◆ Aim of the exercise ◆
Can you restate the records below word for word?
————————
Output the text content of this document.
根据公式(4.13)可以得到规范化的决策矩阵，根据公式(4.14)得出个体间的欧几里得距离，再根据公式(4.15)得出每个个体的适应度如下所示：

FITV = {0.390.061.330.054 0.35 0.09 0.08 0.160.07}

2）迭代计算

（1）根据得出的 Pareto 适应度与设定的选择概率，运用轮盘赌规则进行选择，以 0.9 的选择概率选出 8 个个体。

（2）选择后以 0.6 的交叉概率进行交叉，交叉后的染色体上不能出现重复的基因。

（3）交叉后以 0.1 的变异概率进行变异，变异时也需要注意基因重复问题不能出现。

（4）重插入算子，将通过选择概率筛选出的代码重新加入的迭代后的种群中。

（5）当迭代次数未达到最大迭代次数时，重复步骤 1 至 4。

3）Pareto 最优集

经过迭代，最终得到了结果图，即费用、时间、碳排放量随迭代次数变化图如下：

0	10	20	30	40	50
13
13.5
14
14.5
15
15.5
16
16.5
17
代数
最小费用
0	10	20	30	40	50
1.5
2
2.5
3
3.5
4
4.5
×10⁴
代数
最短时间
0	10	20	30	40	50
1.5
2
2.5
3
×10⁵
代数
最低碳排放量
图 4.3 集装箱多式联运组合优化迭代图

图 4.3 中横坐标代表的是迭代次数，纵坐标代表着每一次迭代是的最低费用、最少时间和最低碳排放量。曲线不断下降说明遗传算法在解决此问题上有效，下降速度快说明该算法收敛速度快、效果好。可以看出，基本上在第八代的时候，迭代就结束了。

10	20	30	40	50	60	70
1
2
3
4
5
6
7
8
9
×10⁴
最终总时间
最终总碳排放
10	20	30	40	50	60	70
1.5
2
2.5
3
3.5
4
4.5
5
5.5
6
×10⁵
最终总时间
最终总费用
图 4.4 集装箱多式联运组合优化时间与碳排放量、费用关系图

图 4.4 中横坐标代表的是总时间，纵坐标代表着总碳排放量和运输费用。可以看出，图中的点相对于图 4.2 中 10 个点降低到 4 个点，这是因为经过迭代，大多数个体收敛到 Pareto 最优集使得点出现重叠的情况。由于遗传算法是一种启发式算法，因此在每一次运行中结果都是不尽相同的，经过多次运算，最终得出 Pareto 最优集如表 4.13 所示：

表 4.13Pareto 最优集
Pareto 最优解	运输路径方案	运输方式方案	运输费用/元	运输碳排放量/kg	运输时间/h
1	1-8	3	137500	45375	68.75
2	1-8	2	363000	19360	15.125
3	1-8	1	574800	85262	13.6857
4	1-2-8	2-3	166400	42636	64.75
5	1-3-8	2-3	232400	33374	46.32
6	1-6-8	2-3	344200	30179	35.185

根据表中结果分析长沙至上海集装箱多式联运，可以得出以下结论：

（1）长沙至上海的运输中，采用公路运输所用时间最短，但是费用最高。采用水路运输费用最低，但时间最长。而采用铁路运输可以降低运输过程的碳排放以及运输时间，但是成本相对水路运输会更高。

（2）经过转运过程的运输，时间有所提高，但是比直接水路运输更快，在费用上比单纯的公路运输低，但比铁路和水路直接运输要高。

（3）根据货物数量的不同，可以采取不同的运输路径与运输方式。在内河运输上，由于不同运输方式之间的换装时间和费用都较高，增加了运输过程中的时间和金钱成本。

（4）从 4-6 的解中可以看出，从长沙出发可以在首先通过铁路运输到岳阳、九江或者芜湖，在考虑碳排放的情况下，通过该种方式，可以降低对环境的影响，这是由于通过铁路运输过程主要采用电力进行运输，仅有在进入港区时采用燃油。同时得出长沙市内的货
————————
◆ Solution for this exercise ◆
Output the text content of this document.
根据公式(4.13)可以得到规范化的决策矩阵，根据公式(4.14)得出个体间的欧几里得距离，再根据公式(4.15)得出每个个体的适应度如下所示：

FITV = {0.390.061.330.054 0.35 0.09 0.08 0.160.07}

2）迭代计算

（1）根据得出的 Pareto 适应度与设定的选择概率，运用轮盘赌规则进行选择，以 0.9 的选择概率选出 8 个个体。

（2）选择后以 0.6 的交叉概率进行交叉，交叉后的染色体上不能出现重复的基因。

（3）交叉后以 0.1 的变异概率进行变异，变异时也需要注意基因重复问题不能出现。

（4）重插入算子，将通过选择概率筛选出的代码重新加入的迭代后的种群中。

（5）当迭代次数未达到最大迭代次数时，重复步骤 1 至 4。

3）Pareto 最优集

经过迭代，最终得到了结果图，即费用、时间、碳排放量随迭代次数变化图如下：

0	10	20	30	40	50
13
13.5
14
14.5
15
15.5
16
16.5
17
代数
最小费用
0	10	20	30	40	50
1.5
2
2.5
3
3.5
4
4.5
×10⁴
代数
最短时间
0	10	20	30	40	50
1.5
2
2.5
3
×10⁵
代数
最低碳排放量
图 4.3 集装箱多式联运组合优化迭代图

图 4.3 中横坐标代表的是迭代次数，纵坐标代表着每一次迭代是的最低费用、最少时间和最低碳排放量。曲线不断下降说明遗传算法在解决此问题上有效，下降速度快说明该算法收敛速度快、效果好。可以看出，基本上在第八代的时候，迭代就结束了。

10	20	30	40	50	60	70
1
2
3
4
5
6
7
8
9
×10⁴
最终总时间
最终总碳排放
10	20	30	40	50	60	70
1.5
2
2.5
3
3.5
4
4.5
5
5.5
6
×10⁵
最终总时间
最终总费用
图 4.4 集装箱多式联运组合优化时间与碳排放量、费用关系图

图 4.4 中横坐标代表的是总时间，纵坐标代表着总碳排放量和运输费用。可以看出，图中的点相对于图 4.2 中 10 个点降低到 4 个点，这是因为经过迭代，大多数个体收敛到 Pareto 最优集使得点出现重叠的情况。由于遗传算法是一种启发式算法，因此在每一次运行中结果都是不尽相同的，经过多次运算，最终得出 Pareto 最优集如表 4.13 所示：

表 4.13Pareto 最优集
Pareto 最优解	运输路径方案	运输方式方案	运输费用/元	运输碳排放量/kg	运输时间/h
1	1-8	3	137500	45375	68.75
2	1-8	2	363000	19360	15.125
3	1-8	1	574800	85262	13.6857
4	1-2-8	2-3	166400	42636	64.75
5	1-3-8	2-3	232400	33374	46.32
6	1-6-8	2-3	344200	30179	35.185

根据表中结果分析长沙至上海集装箱多式联运，可以得出以下结论：

（1）长沙至上海的运输中，采用公路运输所用时间最短，但是费用最高。采用水路运输费用最低，但时间最长。而采用铁路运输可以降低运输过程的碳排放以及运输时间，但是成本相对水路运输会更高。

（2）经过转运过程的运输，时间有所提高，但是比直接水路运输更快，在费用上比单纯的公路运输低，但比铁路和水路直接运输要高。

（3）根据货物数量的不同，可以采取不同的运输路径与运输方式。在内河运输上，由于不同运输方式之间的换装时间和费用都较高，增加了运输过程中的时间和金钱成本。

（4）从 4-6 的解中可以看出，从长沙出发可以在首先通过铁路运输到岳阳、九江或者芜湖，在考虑碳排放的情况下，通过该种方式，可以降低对环境的影响，这是由于通过铁路运输过程主要采用电力进行运输，仅有在进入港区时采用燃油。同时得出长沙市内的货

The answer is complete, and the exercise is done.